__Teks Kutipan__.
━━━━━━━━━━━━━━━━━━━━━━━━━━━━━━

Opini . 26/02/2025, 07:04 WIB
Founder Energy Institute for Transitions (EITS)
Pernah dengar ungkapan "Right or wrong, is my country" berarti "Benar atau salah, (ini tetap) negaraku."?
Frasa ini biasanya digunakan untuk menunjukkan kesetiaan kepada negara, terlepas dari apakah negara tersebut sedang dalam posisi benar atau salah. Namun, dalam konteks yang lebih bijak, ungkapan ini sering diikuti dengan tanggung jawab untuk memperbaiki kesalahan negara, bukan sekadar mendukung tanpa berpikir kritis.
Belakang ini, PT Pertamina (Persero) dihajar habis-habisan terkait isu yang membelalakan mata,” Penyidik pada JAM PIDSUS Tetapkan dan Tahan 7 Tersangka Perkara Tata Kelola Minyak Mentah di PT Pertamina”. Akibat adanya beberapa perbuatan melawan hukum tersebut, telah mengakibatkan adanya kerugian negara sekitar Rp193,7 triliun.
Memang benar, Kejaksaan Agung sudah menggelar konferensi pers penetapan atas 7 orang tersangka atas perkara tata Kelola minyak mentah tersebut. Namun belakangan, issue itu digoreng ke sana ke mari menjadi bola liar. Narasi rata-rata negative.
Ramainya pemberitaan ihwal adanya Pertalite yang dioplos untuk menjadi Pertamax. Kabar tersebut merujuk pada pernyataan Kejaksaan Agung soal kasus dugaan korupsi dalam tata kelola minyak mentah dan produk kilang.

━━━━━━━━━━━━━━━━━━━━━━━━━━━━━━

__Cuplikan Data__.
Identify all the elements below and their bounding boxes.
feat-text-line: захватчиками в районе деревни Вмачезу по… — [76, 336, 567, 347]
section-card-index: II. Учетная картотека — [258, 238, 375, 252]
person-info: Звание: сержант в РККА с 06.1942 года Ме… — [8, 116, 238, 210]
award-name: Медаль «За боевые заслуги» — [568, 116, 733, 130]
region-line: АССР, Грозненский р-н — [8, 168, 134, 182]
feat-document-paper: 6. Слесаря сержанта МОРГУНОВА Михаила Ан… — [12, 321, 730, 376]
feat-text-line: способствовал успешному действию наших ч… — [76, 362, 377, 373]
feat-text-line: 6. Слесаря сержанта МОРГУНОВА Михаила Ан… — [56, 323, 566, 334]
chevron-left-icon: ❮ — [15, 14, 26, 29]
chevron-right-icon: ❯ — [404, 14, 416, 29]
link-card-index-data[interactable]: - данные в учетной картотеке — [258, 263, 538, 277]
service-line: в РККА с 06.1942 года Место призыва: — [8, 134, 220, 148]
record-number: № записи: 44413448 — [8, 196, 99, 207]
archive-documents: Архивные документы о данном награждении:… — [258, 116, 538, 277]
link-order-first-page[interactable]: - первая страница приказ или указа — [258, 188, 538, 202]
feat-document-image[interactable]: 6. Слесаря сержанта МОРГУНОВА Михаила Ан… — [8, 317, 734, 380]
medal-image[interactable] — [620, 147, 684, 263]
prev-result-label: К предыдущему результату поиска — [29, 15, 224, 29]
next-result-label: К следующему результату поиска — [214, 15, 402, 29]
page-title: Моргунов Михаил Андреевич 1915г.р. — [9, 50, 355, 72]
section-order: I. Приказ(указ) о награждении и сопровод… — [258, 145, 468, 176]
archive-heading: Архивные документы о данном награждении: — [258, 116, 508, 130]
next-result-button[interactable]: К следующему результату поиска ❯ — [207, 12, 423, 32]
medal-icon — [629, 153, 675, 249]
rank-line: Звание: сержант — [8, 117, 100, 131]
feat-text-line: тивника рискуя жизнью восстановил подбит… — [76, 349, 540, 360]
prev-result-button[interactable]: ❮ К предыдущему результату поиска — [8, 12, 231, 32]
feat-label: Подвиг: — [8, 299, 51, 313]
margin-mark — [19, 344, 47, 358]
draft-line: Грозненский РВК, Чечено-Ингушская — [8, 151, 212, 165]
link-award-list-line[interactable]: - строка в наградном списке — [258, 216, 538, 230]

━━━━━━━━━━━━━━━━━━━━━━━━━━━━━━

__Tugas__. Lanjutkan tulisan opini tentang perkara tata kelola minyak mentah di PT Pertamina, dimulai tepat setelah kalimat terakhirnya.

__Jawaban Latihan__.
Kejaksaan Agung menyatakan bahwa dalam pengadaan produk kilang oleh PT Pertamina Patra Niaga, tersangka Riva Siahaan selaku Direktur Utama PT Pertamina Patra Niaga melakukan pembelian (pembayaran) untuk RON 92, padahal sebenarnya hanya membeli RON 90 atau lebih rendah.
Sedihnya, Pertamina di bully habis-habisan di pelbagai platform media sosial. Mulai dari TikTok, Instagram, X.Com, Facebook, nyaris pemberitaan negative lebih banyak ketimbang narasi positive.
Ah sedih. Memang benar ada oknum Pertamina yang sudah ditetapkan sebagai tersangka. Namun, sebaiknya media massa maupun platform media sosial mengedepankan azas praduga tak bersalah. Jangan menghakimi tanpa peradilan resmi.
Di sisi lain, yuk dibantu rekan-rekan Pertamina berbenah, memperbaiki kesalahan atas apa yang dituduh masyarakat. Jangan dibiarkan Pertamina hancur oleh tangan bangsa sendiri. Penjualan produk Pertamina bisa anjlok kalau terjadi sentiment negative atas produk yang dipasarkan oleh Perusahaan milik bangsa Indonesia ini.
Semestinya kita semua rangkul manajemen dan karyawan Pertamina untuk berbenah diri, memperbaiki kesalahan, bukan malah menghancurkannya. Bukankah ada ungkapan; Pertamina untung Bangsa untung? Yuk kita bantu Pertamina, bukannya malah dihancurkan!!
Semua produk BBM “dioplos” dengan additive tertentu utk mencapai RON yang diinginkan. Tuduhan ini bukan terhadap pengoplosan (blending) nya, tapi terkait (again, allegedly) RON 90 yang dibeli dengan harga RON 92 dan dilakukan penambahan additive lagi agar aktualnya kembali menjadi RON 92.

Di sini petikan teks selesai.